TASK STATEMENT:
Tally the lines in the records underneath that contain the string "doHealthValue", and state the figure by itself.

=-=-=-=-=

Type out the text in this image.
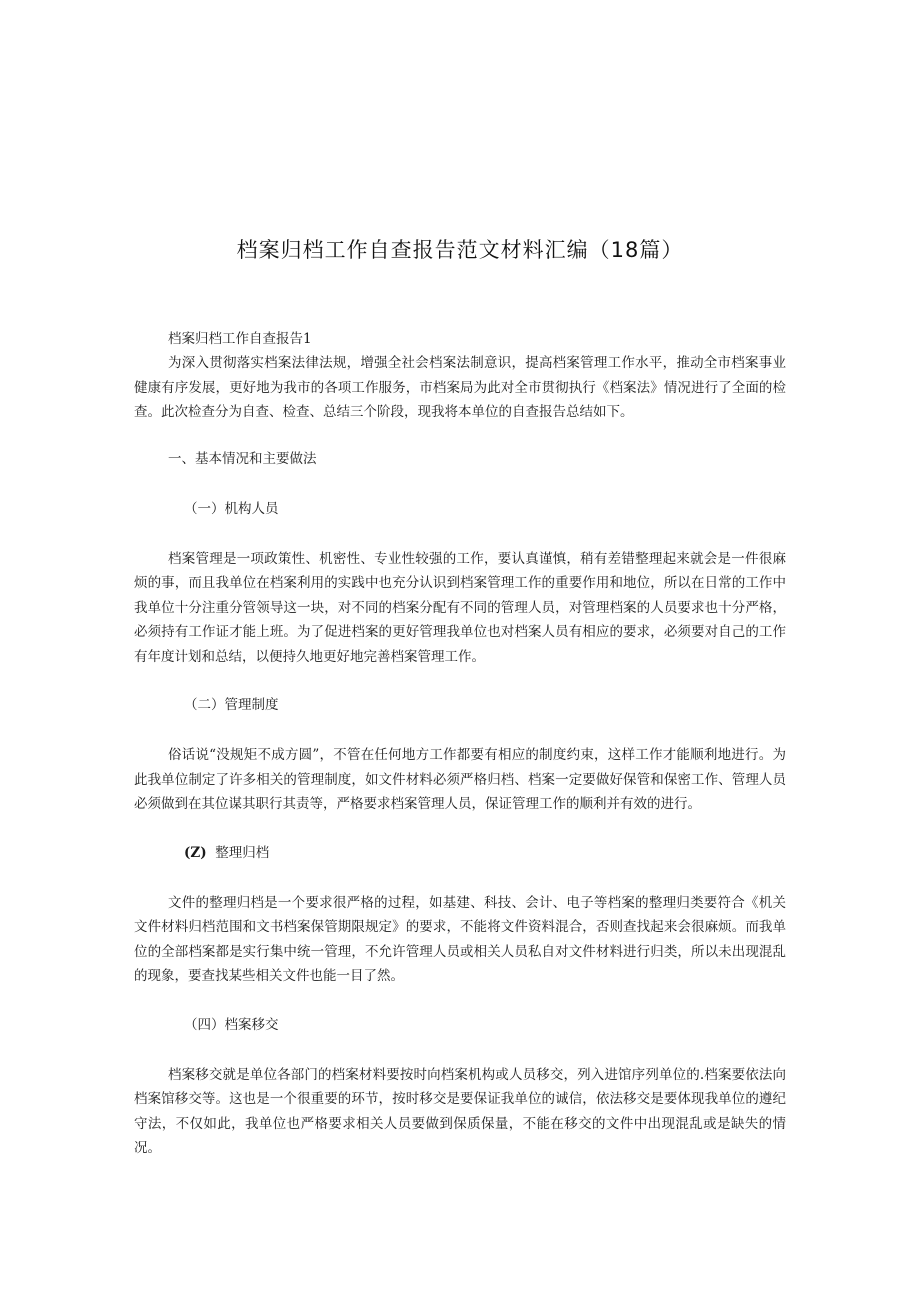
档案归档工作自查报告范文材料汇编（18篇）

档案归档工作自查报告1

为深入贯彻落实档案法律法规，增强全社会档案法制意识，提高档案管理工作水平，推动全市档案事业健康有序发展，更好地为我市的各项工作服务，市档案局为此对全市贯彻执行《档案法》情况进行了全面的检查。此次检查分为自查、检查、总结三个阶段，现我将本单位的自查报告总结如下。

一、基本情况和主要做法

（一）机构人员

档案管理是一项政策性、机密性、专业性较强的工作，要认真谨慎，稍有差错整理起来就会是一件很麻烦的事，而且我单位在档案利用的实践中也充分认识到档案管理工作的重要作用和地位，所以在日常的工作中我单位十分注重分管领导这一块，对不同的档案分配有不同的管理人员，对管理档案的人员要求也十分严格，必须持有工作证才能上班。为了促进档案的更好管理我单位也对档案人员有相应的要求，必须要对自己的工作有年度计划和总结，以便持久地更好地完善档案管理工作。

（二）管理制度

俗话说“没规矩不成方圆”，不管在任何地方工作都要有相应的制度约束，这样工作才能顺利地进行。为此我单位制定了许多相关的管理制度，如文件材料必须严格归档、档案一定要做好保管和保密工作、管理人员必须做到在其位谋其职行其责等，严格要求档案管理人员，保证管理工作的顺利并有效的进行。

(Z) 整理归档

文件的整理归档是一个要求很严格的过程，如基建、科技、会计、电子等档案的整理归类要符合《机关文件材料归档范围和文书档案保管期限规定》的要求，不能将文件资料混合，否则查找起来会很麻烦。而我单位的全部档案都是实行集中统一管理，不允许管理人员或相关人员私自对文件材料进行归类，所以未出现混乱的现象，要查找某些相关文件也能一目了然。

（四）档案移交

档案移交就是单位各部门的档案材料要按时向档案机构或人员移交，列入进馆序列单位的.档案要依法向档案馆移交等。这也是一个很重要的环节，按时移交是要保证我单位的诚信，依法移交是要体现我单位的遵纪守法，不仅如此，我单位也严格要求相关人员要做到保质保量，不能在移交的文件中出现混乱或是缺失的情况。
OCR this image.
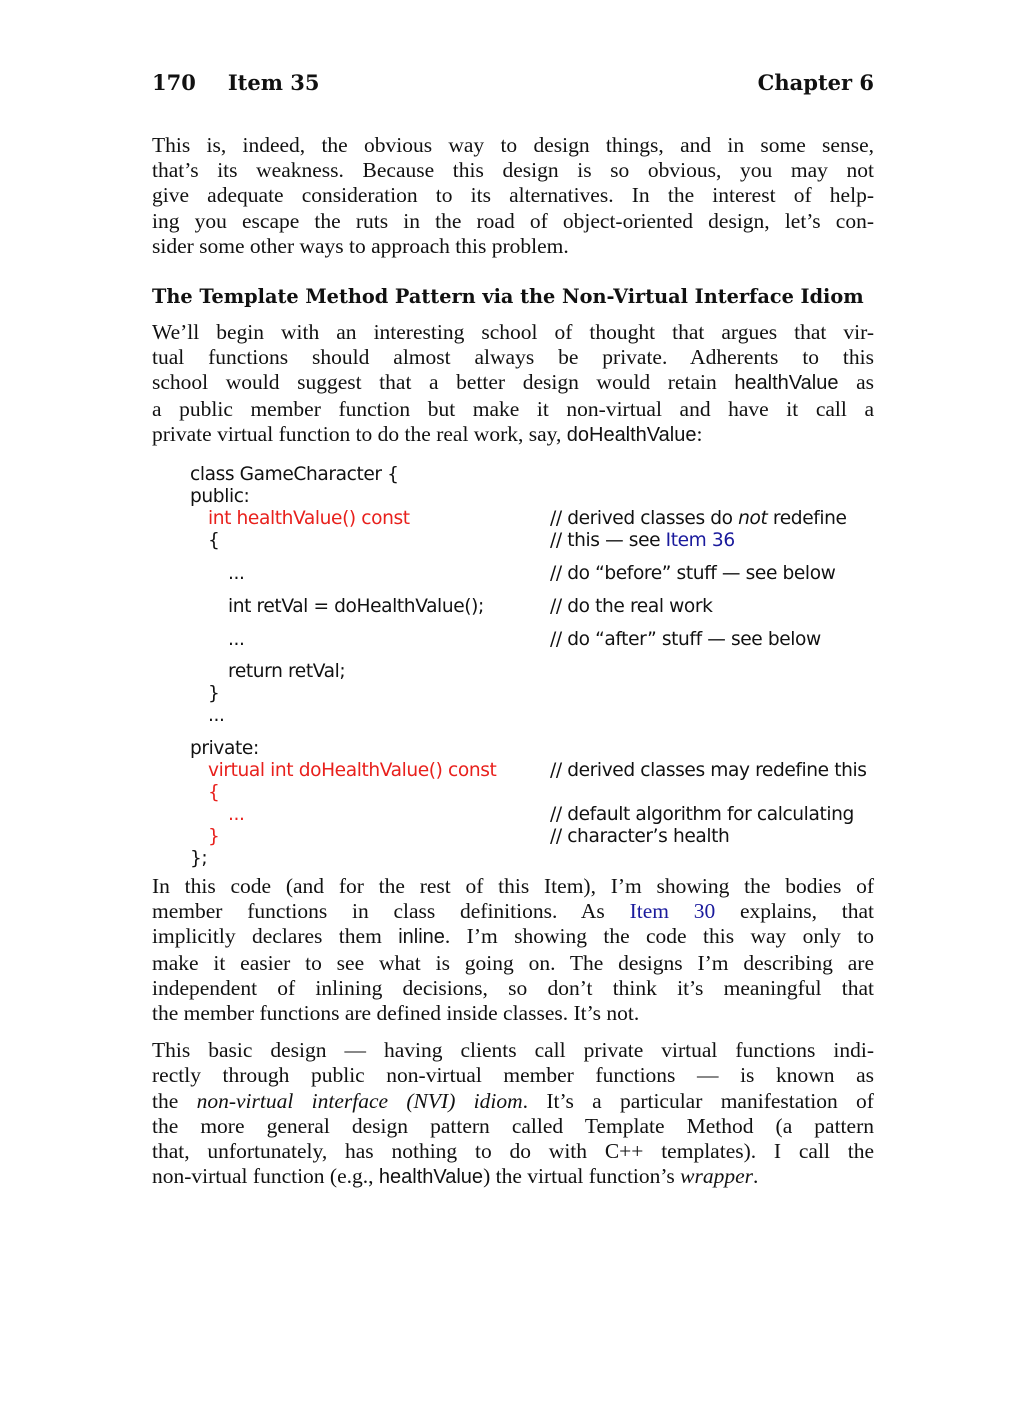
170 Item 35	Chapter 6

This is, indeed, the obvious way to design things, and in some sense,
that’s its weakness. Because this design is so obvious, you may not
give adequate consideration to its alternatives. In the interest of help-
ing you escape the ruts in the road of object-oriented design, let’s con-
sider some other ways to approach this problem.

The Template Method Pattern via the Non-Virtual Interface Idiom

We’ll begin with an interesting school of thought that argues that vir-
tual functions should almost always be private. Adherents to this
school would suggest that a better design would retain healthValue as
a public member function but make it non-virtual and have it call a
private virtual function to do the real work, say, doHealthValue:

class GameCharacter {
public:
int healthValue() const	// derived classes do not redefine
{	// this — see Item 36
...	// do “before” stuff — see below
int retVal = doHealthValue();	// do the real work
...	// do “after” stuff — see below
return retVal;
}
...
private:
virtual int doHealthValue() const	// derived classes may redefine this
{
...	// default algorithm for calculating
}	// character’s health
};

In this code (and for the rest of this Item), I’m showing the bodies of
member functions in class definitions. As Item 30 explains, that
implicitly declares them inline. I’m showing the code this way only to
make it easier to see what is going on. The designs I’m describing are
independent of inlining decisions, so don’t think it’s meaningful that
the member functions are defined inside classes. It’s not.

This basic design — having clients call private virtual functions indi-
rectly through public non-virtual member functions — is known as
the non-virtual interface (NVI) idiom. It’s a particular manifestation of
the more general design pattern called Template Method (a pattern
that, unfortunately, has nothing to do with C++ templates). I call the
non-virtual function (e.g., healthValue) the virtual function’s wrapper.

=-=-=-=-=

RESPONSE FOR THIS EXERCISE:
3